Search the material below for the string "spars" and list each line that holds it.

(Records contained in a dataset)
☆ ☆ ☆ ☆ ☆ ☆ ☆

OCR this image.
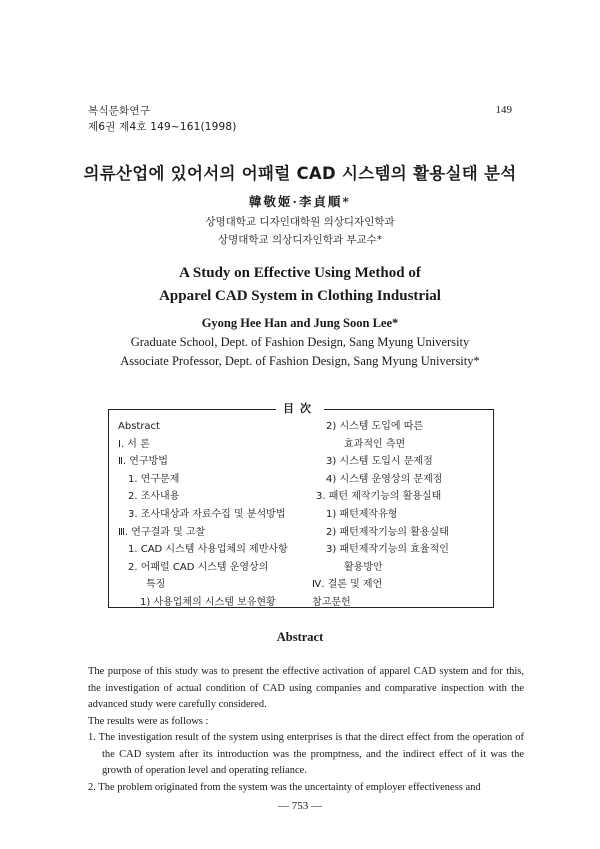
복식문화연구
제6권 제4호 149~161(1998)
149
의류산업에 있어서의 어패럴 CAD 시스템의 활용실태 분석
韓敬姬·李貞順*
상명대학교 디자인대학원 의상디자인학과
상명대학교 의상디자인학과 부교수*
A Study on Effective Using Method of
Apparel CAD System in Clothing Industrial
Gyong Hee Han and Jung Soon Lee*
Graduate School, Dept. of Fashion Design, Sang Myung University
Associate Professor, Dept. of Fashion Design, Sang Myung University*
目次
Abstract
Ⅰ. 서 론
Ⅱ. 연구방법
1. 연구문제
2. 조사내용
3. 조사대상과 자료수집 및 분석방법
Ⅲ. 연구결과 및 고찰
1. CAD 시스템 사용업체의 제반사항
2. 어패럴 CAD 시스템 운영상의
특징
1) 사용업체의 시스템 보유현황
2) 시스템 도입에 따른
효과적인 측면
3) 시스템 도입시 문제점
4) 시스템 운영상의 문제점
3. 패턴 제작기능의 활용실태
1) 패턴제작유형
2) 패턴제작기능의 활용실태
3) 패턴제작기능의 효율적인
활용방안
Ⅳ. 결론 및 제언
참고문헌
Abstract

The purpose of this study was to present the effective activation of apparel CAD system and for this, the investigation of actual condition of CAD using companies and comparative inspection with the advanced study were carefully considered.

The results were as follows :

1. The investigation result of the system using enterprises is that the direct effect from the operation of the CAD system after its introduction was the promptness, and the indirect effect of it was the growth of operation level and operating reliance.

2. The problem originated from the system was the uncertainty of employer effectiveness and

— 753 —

☆ ☆ ☆ ☆ ☆ ☆ ☆

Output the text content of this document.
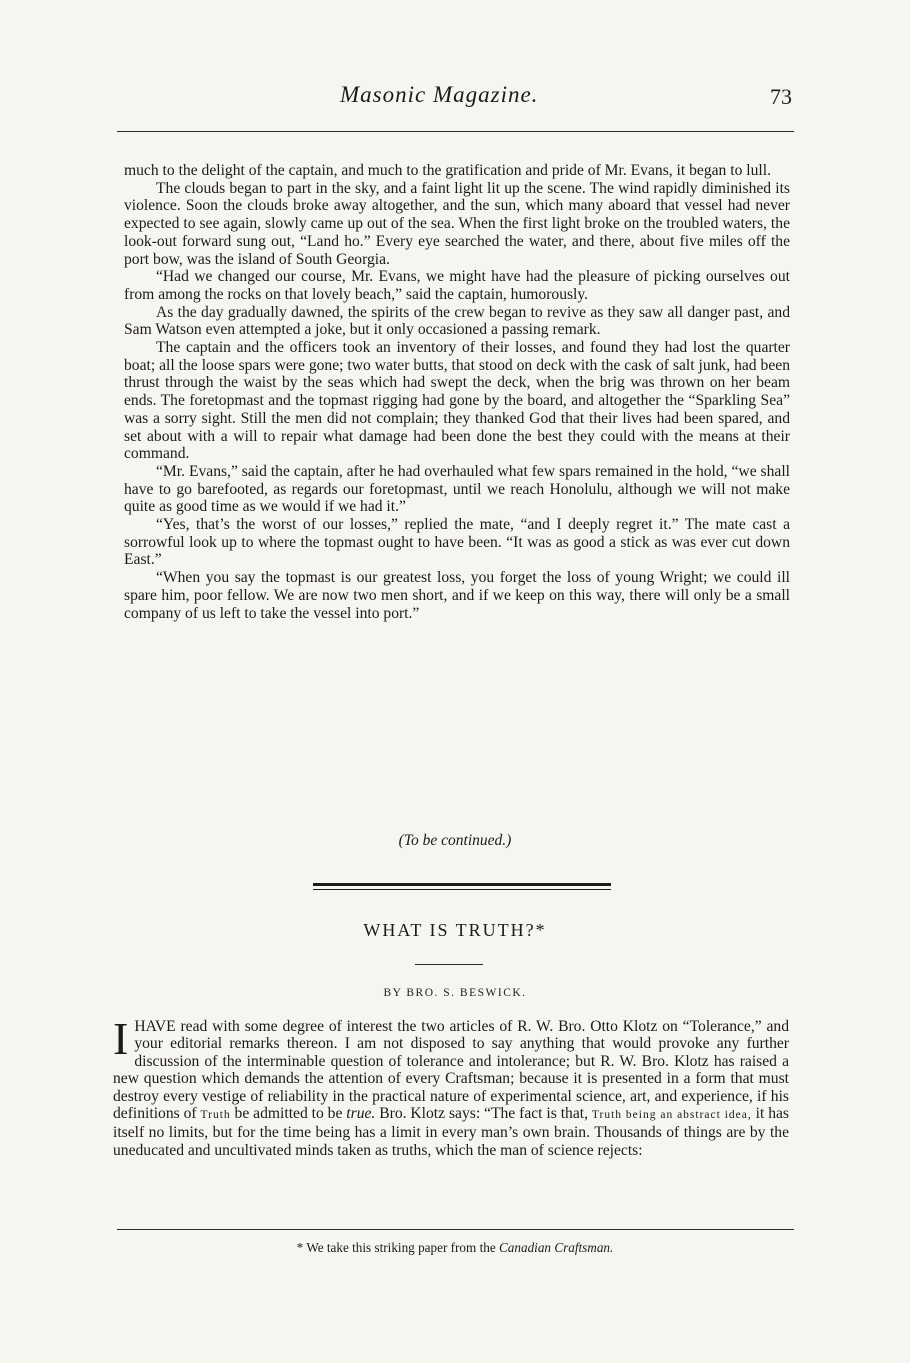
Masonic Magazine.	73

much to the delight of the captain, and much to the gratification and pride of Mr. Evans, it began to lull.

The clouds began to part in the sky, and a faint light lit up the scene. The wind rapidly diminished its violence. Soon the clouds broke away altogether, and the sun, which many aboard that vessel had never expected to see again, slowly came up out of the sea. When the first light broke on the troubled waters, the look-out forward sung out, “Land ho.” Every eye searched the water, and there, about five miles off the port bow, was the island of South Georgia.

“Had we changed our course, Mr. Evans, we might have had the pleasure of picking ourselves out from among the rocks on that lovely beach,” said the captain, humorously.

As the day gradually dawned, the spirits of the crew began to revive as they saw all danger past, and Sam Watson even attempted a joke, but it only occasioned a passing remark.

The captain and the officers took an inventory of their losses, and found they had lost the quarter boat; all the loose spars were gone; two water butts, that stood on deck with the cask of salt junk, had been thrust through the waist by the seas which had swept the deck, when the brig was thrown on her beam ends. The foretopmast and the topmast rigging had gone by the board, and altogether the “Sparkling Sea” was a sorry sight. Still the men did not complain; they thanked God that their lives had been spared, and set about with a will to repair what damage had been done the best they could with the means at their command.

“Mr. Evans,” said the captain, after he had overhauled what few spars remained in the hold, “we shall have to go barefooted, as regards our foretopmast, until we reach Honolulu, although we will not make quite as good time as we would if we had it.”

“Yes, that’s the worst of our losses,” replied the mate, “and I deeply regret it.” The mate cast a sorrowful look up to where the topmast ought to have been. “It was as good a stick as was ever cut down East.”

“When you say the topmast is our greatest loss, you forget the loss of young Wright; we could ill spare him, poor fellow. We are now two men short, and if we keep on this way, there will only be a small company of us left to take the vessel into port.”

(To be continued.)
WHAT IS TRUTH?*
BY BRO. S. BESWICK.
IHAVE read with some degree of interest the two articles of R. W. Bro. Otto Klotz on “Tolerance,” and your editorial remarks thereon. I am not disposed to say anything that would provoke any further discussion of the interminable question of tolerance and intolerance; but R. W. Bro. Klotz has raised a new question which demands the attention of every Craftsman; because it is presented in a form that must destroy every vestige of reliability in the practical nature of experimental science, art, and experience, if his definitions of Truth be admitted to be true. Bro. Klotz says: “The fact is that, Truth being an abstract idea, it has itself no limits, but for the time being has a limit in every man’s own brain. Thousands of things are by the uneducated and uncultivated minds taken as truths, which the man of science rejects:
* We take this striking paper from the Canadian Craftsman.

☆ ☆ ☆ ☆ ☆ ☆ ☆

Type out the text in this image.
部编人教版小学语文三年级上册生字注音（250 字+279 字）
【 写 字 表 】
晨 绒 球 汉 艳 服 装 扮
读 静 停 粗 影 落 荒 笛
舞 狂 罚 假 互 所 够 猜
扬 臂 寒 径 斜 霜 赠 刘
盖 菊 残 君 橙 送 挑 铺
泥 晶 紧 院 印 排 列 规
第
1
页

☆ ☆ ☆ ☆ ☆ ☆ ☆

_Response to this exercise:_
The captain and the officers took an inventory of their losses, and found they had lost the quarter boat; all the loose spars were gone; two water butts, that stood on deck with the cask of salt junk, had been thrust through the waist by the seas which had swept the deck, when the brig was thrown on her beam ends. The foretopmast and the topmast rigging had gone by the board, and altogether the “Sparkling Sea” was a sorry sight. Still the men did not complain; they thanked God that their lives had been spared, and set about with a will to repair what damage had been done the best they could with the means at their command.
“Mr. Evans,” said the captain, after he had overhauled what few spars remained in the hold, “we shall have to go barefooted, as regards our foretopmast, until we reach Honolulu, although we will not make quite as good time as we would if we had it.”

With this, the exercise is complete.